In short, all the datasets capture coherent temporal behaviors, despite the spread in their magnitudes. We emphasize that this study is centered on the fluctuation patterns rather than the magnitude itself. Therefore, the above evidence justifies the use of the OYB dataset in the following text. Meanwhile, in order to test whether results were robust to using a different dataset, all analyses have been repeated using the MEIC inventory.

2.3 Meteorological fields

The large-scale meteorological conditions are taken from Japanese 55-year Reanalysis (JRA-55) data, prepared by the Japan Meteorological Agency (Kobayashi et al., 2015; Harada et al., 2016). The variables analyzed include total column precipitable water, horizontal wind and temperature at pressure levels.

(Collected data entries)
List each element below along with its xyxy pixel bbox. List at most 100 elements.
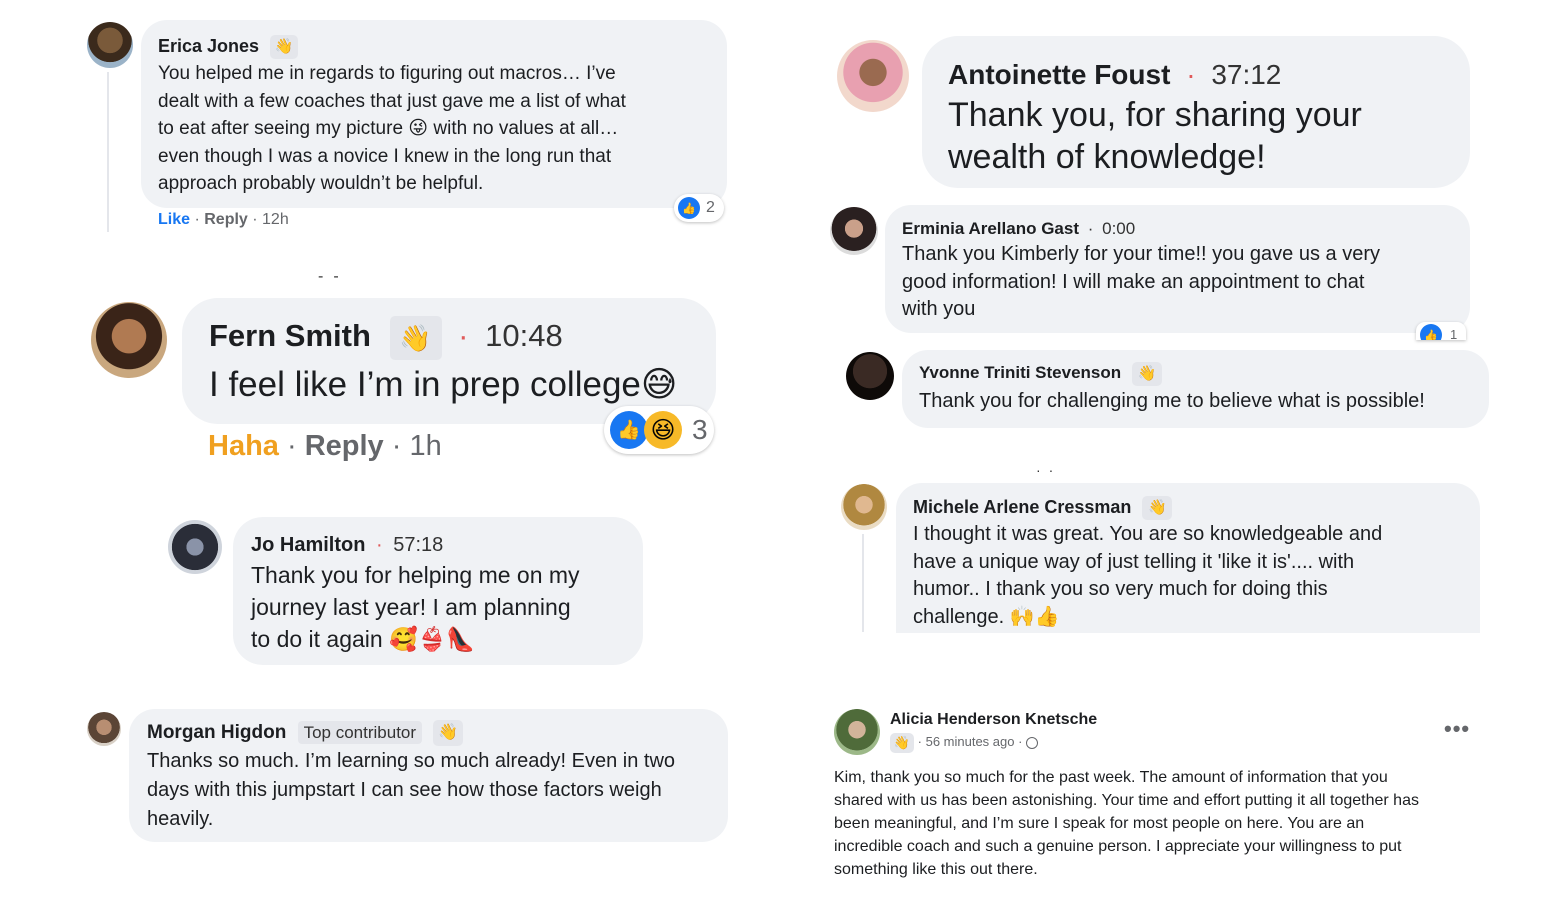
globe-icon (1026, 736, 1039, 749)
comment-text-line: Thank you Kimberly for your time!! you g… (902, 243, 1380, 265)
thread-line (107, 72, 109, 232)
haha-link[interactable]: Haha (208, 430, 279, 462)
separator: · (1087, 219, 1094, 238)
haha-reaction-icon: 😆 (644, 411, 682, 449)
comment-text-line: I thought it was great. You are so knowl… (913, 523, 1383, 545)
reaction-count: 2 (706, 199, 715, 216)
commenter-name[interactable]: Michele Arlene Cressman (913, 497, 1131, 517)
commenter-name[interactable]: Morgan Higdon (147, 722, 286, 743)
reply-link[interactable]: Reply (204, 211, 248, 228)
waving-hand-icon: 👋 (389, 315, 442, 360)
like-reaction-icon: 👍 (610, 411, 648, 449)
commenter-name[interactable]: Erica Jones (158, 36, 259, 56)
comment-time: 1h (409, 430, 442, 462)
separator-dots: ·· (1036, 462, 1062, 478)
reaction-summary[interactable]: 👍 2 (674, 194, 724, 222)
waving-hand-icon: 👋 (1131, 361, 1162, 386)
comment-text-line: Thank you, for sharing your (948, 96, 1362, 134)
avatar[interactable] (830, 207, 878, 255)
like-reaction-icon: 👍 (678, 197, 700, 219)
like-link[interactable]: Like (158, 211, 190, 228)
post-text-line: incredible coach and such a genuine pers… (834, 838, 1402, 855)
comment-text-line: with you (902, 298, 976, 320)
post-author-name[interactable]: Alicia Henderson Knetsche (890, 710, 1097, 730)
comment-text-line: have a unique way of just telling it 'li… (913, 550, 1355, 573)
waving-hand-icon: 👋 (270, 35, 299, 60)
comment-text-line: good information! I will make an appoint… (902, 270, 1365, 293)
avatar[interactable] (841, 484, 887, 530)
comment-bubble: Yvonne Triniti Stevenson 👋 Thank you for… (902, 350, 1489, 428)
avatar[interactable] (837, 40, 909, 112)
commenter-name[interactable]: Erminia Arellano Gast (902, 219, 1079, 238)
avatar[interactable] (87, 22, 133, 68)
commenter-name[interactable]: Antoinette Foust (948, 59, 1170, 90)
avatar[interactable] (168, 520, 222, 574)
comment-actions: Like · Reply · 12h (158, 211, 289, 228)
post-time[interactable]: 56 minutes ago (926, 734, 1015, 749)
reaction-summary[interactable]: 👍 1 (1416, 322, 1466, 340)
comment-bubble: Antoinette Foust · 37:12 Thank you, for … (922, 36, 1470, 188)
comment-bubble: Jo Hamilton · 57:18 Thank you for helpin… (233, 517, 643, 665)
separator: · (917, 734, 922, 749)
comment-text-line: to do it again (251, 626, 383, 652)
comment-bubble: Michele Arlene Cressman 👋 I thought it w… (896, 483, 1480, 633)
emoji-group: 🥰👙👠 (389, 626, 476, 652)
comment-text-line: humor.. I thank you so very much for doi… (913, 578, 1328, 600)
avatar[interactable] (846, 352, 894, 400)
like-reaction-icon: 👍 (1420, 324, 1442, 340)
video-timestamp: 10:48 (485, 318, 563, 353)
comment-text-line: journey last year! I am planning (251, 594, 571, 620)
waving-hand-icon: 👋 (433, 719, 464, 746)
comment-text-line: days with this jumpstart I can see how t… (147, 779, 662, 801)
waving-hand-icon: 👋 (1142, 496, 1173, 521)
separator: · (1186, 59, 1196, 90)
comment-actions: Haha · Reply · 1h (208, 430, 442, 462)
avatar[interactable] (91, 302, 167, 378)
separator: · (376, 534, 383, 556)
comment-text-line: dealt with a few coaches that just gave … (158, 90, 626, 112)
comment-text: I feel like I’m in prep college (209, 364, 641, 404)
top-contributor-badge: Top contributor (297, 721, 423, 744)
commenter-name[interactable]: Yvonne Triniti Stevenson (919, 363, 1121, 382)
post-text-line: something like this out there. (834, 861, 1038, 878)
comment-text-line: Thanks so much. I’m learning so much alr… (147, 750, 676, 772)
comment-text-line: You helped me in regards to figuring out… (158, 63, 616, 84)
separator-dots: -- (318, 268, 349, 285)
waving-hand-icon: 👋 (890, 732, 914, 753)
comment-text-line: approach probably wouldn’t be helpful. (158, 173, 484, 195)
video-timestamp: 0:00 (1102, 219, 1136, 238)
reaction-count: 1 (1450, 326, 1458, 341)
comment-text: Thank you for challenging me to believe … (919, 390, 1425, 412)
separator: · (458, 318, 469, 353)
reaction-summary[interactable]: 👍 😆 3 (604, 406, 714, 454)
comment-bubble: Erica Jones 👋 You helped me in regards t… (141, 20, 727, 208)
post-body: Kim, thank you so much for the past week… (834, 766, 1419, 881)
post-meta: 👋 · 56 minutes ago · (890, 732, 1039, 753)
video-timestamp: 57:18 (393, 534, 444, 556)
comment-text-line: heavily. (147, 808, 214, 830)
post-text-line: been meaningful, and I’m sure I speak fo… (834, 815, 1365, 832)
separator: · (1018, 734, 1023, 749)
commenter-name[interactable]: Fern Smith (209, 318, 371, 353)
laughing-emoji: 😅 (640, 364, 678, 404)
avatar[interactable] (834, 709, 880, 755)
reaction-count: 3 (692, 414, 708, 445)
commenter-name[interactable]: Jo Hamilton (251, 534, 365, 556)
comment-bubble: Erminia Arellano Gast · 0:00 Thank you K… (885, 205, 1470, 333)
comment-text-line: wealth of knowledge! (948, 138, 1266, 176)
video-timestamp: 37:12 (1211, 59, 1282, 90)
more-options-icon[interactable]: ••• (1444, 716, 1470, 742)
comment-text-line: to eat after seeing my picture (158, 118, 404, 140)
post-text-line: shared with us has been astonishing. You… (834, 792, 1419, 809)
comment-text-line: challenge. (913, 605, 1005, 628)
thread-line (862, 534, 864, 632)
reply-link[interactable]: Reply (305, 430, 384, 462)
comment-bubble: Morgan Higdon Top contributor 👋 Thanks s… (129, 709, 728, 842)
comment-text-line: even though I was a novice I knew in the… (158, 145, 612, 167)
post-text-line: Kim, thank you so much for the past week… (834, 769, 1388, 786)
avatar[interactable] (87, 712, 121, 746)
emoji-group: 🙌👍 (1009, 605, 1060, 628)
zany-face-emoji: 😜 (408, 118, 429, 140)
comment-time: 12h (262, 211, 289, 228)
comment-text-line: with no values at all… (433, 118, 619, 140)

■ REQUIRED WORK ■
#1 List every dataset or inventory that the passage on emission data and meteorological fields names.
#2 According to the passage on emission data and meteorological fields, which organization prepared the JRA-55 data?
#3 Carry on the passage on emission data and meteorological fields from its last sentence.
The data entries have no connection to the passage.

■ THE RESPONSES ■
#1 OYB dataset, MEIC inventory, Japanese 55-year Reanalysis (JRA-55)

#2 The Japan Meteorological Agency.

#3
3 General patterns of SO2 over China

3.1 Mean distribution

Based on 12 years of SO2 column data over China, Fig. 2a shows the spatial pattern of the long-term mean. Overall, SO2 distribution is of great inhomogeneity in China, with two maximum centers: one is the North China Plain (NCP for short), and the other is Cheng-Yu (CY) district in Southwest China. In particular, the SO2 amount in the NCP exceeds 1.2 DU. There are two essential causes responsible for high SO2 loading in the two areas. On the one hand, the combined effect of rapid economic and industrial development as well as population growth leads to a high degree of anthropogenic SO2 emission. Figure 2c and d show the emission strengths, defined as emitted SO2 per unit area, in each province based on OYB and MEIC, respectively. Note that in the rest of this paper, the terms “emission” or “emission amount” always refer to “per unit area emission”. It is obvious that the two regions release above 8.0 t km−2 SO2 per year, which is 3 times greater than the average level of China. Although OYB exhibits a smaller magnitude of emissions than MEIC, the spatial patterns in terms of relative difference across space are generally consistent. On the other hand, as shown in Fig. 2b, either of the two regions is surrounded or partly surrounded by mountains, which makes it difficult for the pollutants to dissipate.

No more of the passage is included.